Data entries:
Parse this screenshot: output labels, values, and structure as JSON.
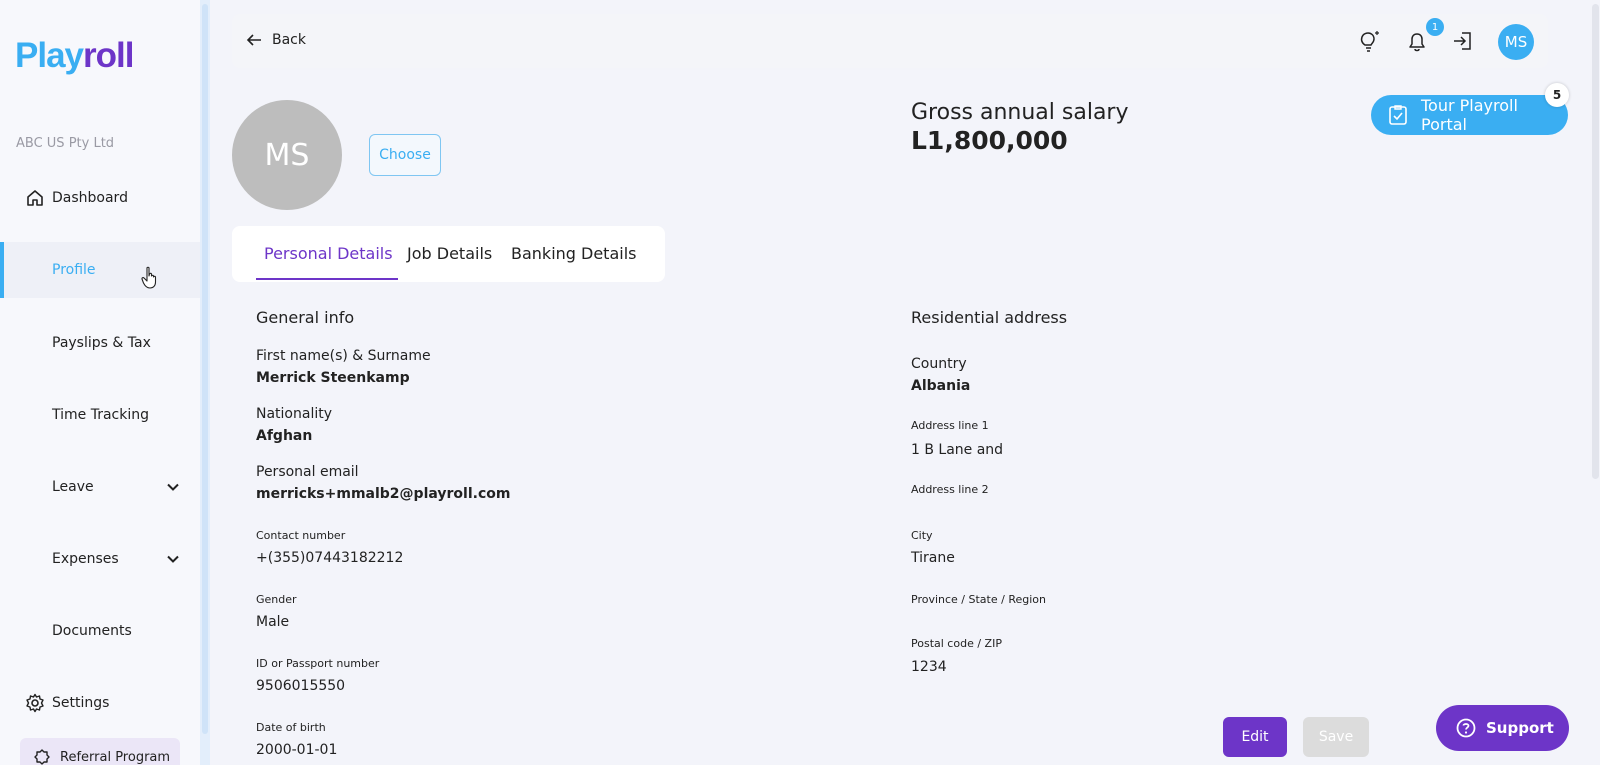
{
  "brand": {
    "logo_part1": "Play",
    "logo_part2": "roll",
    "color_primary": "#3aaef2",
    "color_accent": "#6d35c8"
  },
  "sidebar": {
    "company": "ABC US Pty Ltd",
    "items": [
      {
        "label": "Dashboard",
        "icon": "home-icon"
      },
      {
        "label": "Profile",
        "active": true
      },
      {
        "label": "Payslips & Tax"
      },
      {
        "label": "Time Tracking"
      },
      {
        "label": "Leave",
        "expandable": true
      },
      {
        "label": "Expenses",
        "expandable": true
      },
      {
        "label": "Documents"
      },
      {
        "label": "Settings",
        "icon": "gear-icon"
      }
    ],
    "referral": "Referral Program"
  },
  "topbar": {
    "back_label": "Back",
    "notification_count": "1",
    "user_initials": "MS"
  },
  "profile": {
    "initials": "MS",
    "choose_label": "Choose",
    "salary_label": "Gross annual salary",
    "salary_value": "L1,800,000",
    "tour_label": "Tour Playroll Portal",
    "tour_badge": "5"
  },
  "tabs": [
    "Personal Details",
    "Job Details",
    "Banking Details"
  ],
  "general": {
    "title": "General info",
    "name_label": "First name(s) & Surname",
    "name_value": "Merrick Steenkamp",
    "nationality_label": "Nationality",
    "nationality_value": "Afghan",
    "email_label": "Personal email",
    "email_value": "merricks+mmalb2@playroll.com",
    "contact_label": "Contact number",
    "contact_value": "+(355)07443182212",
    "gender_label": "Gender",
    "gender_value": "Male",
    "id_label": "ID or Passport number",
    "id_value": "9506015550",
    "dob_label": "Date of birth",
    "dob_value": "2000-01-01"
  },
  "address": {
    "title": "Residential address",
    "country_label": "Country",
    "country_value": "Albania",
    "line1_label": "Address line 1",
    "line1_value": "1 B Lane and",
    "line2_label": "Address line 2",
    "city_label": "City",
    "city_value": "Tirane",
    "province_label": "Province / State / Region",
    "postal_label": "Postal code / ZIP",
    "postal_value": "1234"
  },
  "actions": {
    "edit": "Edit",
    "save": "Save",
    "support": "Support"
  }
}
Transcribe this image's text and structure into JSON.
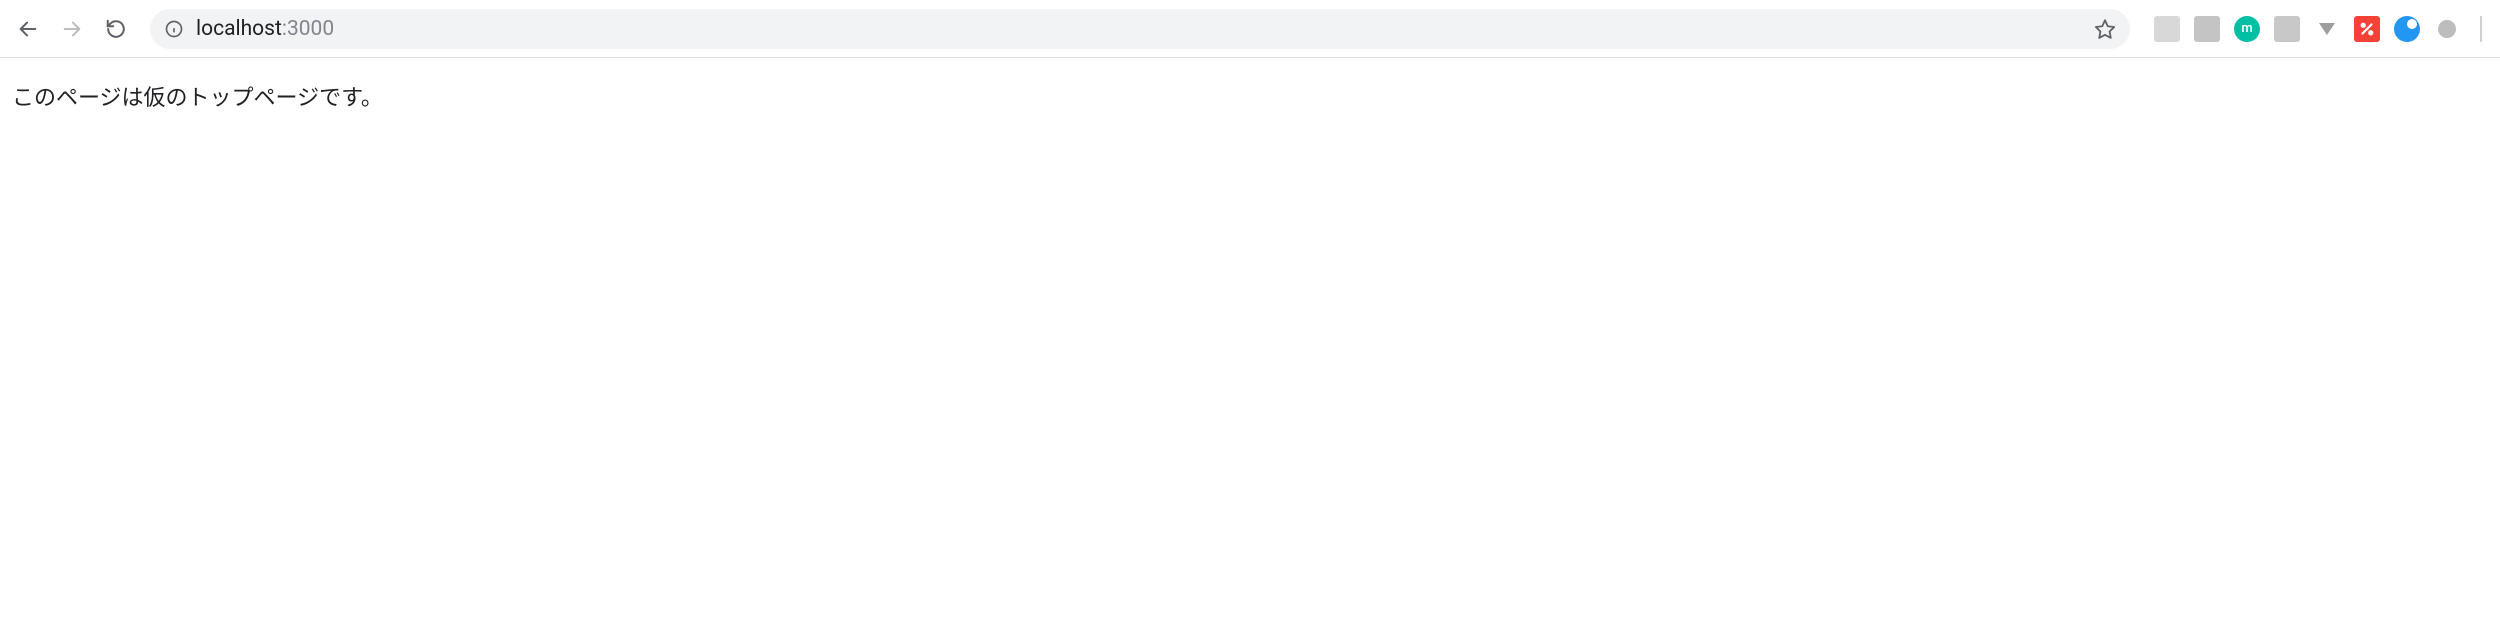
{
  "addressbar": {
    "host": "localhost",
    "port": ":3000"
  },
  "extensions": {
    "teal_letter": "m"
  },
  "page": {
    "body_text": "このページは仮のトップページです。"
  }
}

▶ _What the task asks_: Retype each line of the listing above word for word. Exclude the pictures.

▶ _Solution for this exercise_:
Parse this screenshot: output labels, values, and structure as JSON.
{
  "brand": {
    "logo_part1": "Play",
    "logo_part2": "roll",
    "color_primary": "#3aaef2",
    "color_accent": "#6d35c8"
  },
  "sidebar": {
    "company": "ABC US Pty Ltd",
    "items": [
      {
        "label": "Dashboard",
        "icon": "home-icon"
      },
      {
        "label": "Profile",
        "active": true
      },
      {
        "label": "Payslips & Tax"
      },
      {
        "label": "Time Tracking"
      },
      {
        "label": "Leave",
        "expandable": true
      },
      {
        "label": "Expenses",
        "expandable": true
      },
      {
        "label": "Documents"
      },
      {
        "label": "Settings",
        "icon": "gear-icon"
      }
    ],
    "referral": "Referral Program"
  },
  "topbar": {
    "back_label": "Back",
    "notification_count": "1",
    "user_initials": "MS"
  },
  "profile": {
    "initials": "MS",
    "choose_label": "Choose",
    "salary_label": "Gross annual salary",
    "salary_value": "L1,800,000",
    "tour_label": "Tour Playroll Portal",
    "tour_badge": "5"
  },
  "tabs": [
    "Personal Details",
    "Job Details",
    "Banking Details"
  ],
  "general": {
    "title": "General info",
    "name_label": "First name(s) & Surname",
    "name_value": "Merrick Steenkamp",
    "nationality_label": "Nationality",
    "nationality_value": "Afghan",
    "email_label": "Personal email",
    "email_value": "merricks+mmalb2@playroll.com",
    "contact_label": "Contact number",
    "contact_value": "+(355)07443182212",
    "gender_label": "Gender",
    "gender_value": "Male",
    "id_label": "ID or Passport number",
    "id_value": "9506015550",
    "dob_label": "Date of birth",
    "dob_value": "2000-01-01"
  },
  "address": {
    "title": "Residential address",
    "country_label": "Country",
    "country_value": "Albania",
    "line1_label": "Address line 1",
    "line1_value": "1 B Lane and",
    "line2_label": "Address line 2",
    "city_label": "City",
    "city_value": "Tirane",
    "province_label": "Province / State / Region",
    "postal_label": "Postal code / ZIP",
    "postal_value": "1234"
  },
  "actions": {
    "edit": "Edit",
    "save": "Save",
    "support": "Support"
  }
}
Transcribe this image's text and structure into JSON.
{
  "addressbar": {
    "host": "localhost",
    "port": ":3000"
  },
  "extensions": {
    "teal_letter": "m"
  },
  "page": {
    "body_text": "このページは仮のトップページです。"
  }
}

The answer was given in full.